── Material for this exercise ──

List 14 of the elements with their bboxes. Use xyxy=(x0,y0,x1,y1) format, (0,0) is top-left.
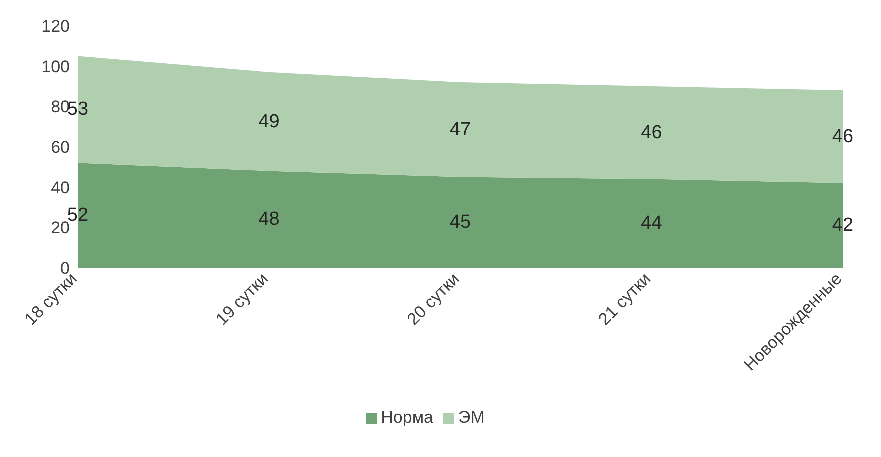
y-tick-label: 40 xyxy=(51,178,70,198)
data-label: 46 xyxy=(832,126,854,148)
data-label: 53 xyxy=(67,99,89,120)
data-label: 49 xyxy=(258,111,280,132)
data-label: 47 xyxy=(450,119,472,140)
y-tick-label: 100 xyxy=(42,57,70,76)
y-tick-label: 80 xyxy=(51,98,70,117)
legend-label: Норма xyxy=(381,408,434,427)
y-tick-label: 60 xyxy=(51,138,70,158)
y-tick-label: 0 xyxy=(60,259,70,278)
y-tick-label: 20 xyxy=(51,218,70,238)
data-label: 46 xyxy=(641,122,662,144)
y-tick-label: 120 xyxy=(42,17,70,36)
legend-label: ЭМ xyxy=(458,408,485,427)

───
── Material for this exercise ──

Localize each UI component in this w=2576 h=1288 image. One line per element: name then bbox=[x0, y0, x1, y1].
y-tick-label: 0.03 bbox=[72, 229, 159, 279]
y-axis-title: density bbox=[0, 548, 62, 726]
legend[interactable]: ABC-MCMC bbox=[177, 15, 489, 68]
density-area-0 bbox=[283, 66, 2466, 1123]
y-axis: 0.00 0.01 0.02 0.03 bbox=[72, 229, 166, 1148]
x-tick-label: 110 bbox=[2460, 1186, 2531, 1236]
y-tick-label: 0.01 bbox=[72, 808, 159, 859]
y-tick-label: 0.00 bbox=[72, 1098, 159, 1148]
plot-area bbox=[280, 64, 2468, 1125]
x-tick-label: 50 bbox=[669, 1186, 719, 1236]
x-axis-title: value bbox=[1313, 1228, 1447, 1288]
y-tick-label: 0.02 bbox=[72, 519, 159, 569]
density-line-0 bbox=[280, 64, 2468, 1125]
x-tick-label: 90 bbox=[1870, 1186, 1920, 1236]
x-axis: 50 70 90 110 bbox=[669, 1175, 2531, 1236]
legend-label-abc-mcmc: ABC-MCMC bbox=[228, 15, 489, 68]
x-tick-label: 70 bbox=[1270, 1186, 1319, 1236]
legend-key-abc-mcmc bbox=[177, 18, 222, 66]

───
── Material for this exercise ──

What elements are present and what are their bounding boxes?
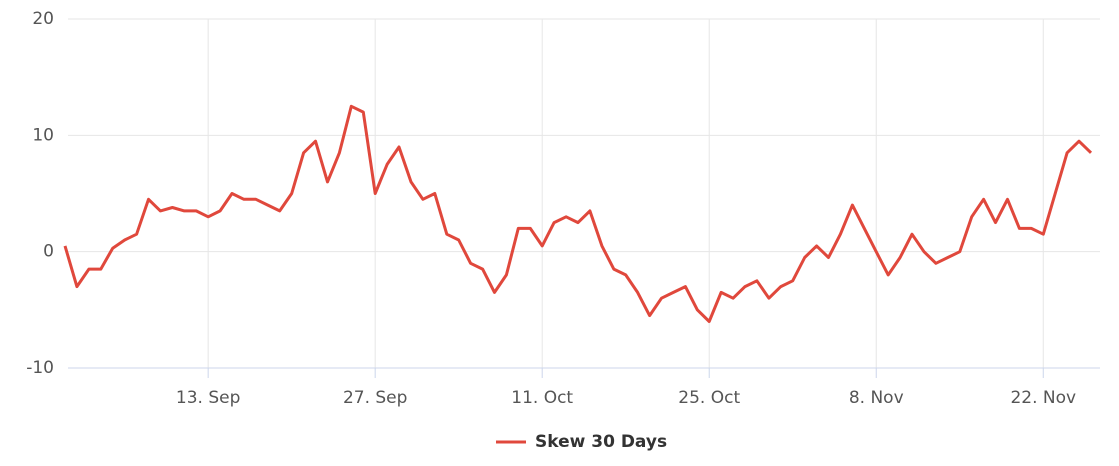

───

• What is needed
Update everything from the line containing "Localize each UI" down to the line containing "x-tick-label: 70 bbox=[1270, 1186, 1319, 1236]" by changing "plot-area" to "chart-area", and write out only those lines with nothing else altered.

• Reply to the task
Localize each UI component in this w=2576 h=1288 image. One line per element: name then bbox=[x0, y0, x1, y1].
y-tick-label: 0.03 bbox=[72, 229, 159, 279]
y-axis-title: density bbox=[0, 548, 62, 726]
legend[interactable]: ABC-MCMC bbox=[177, 15, 489, 68]
density-area-0 bbox=[283, 66, 2466, 1123]
y-axis: 0.00 0.01 0.02 0.03 bbox=[72, 229, 166, 1148]
x-tick-label: 110 bbox=[2460, 1186, 2531, 1236]
y-tick-label: 0.01 bbox=[72, 808, 159, 859]
y-tick-label: 0.00 bbox=[72, 1098, 159, 1148]
chart-area bbox=[280, 64, 2468, 1125]
x-tick-label: 50 bbox=[669, 1186, 719, 1236]
x-axis-title: value bbox=[1313, 1228, 1447, 1288]
y-tick-label: 0.02 bbox=[72, 519, 159, 569]
density-line-0 bbox=[280, 64, 2468, 1125]
x-tick-label: 90 bbox=[1870, 1186, 1920, 1236]
x-axis: 50 70 90 110 bbox=[669, 1175, 2531, 1236]
legend-label-abc-mcmc: ABC-MCMC bbox=[228, 15, 489, 68]
x-tick-label: 70 bbox=[1270, 1186, 1319, 1236]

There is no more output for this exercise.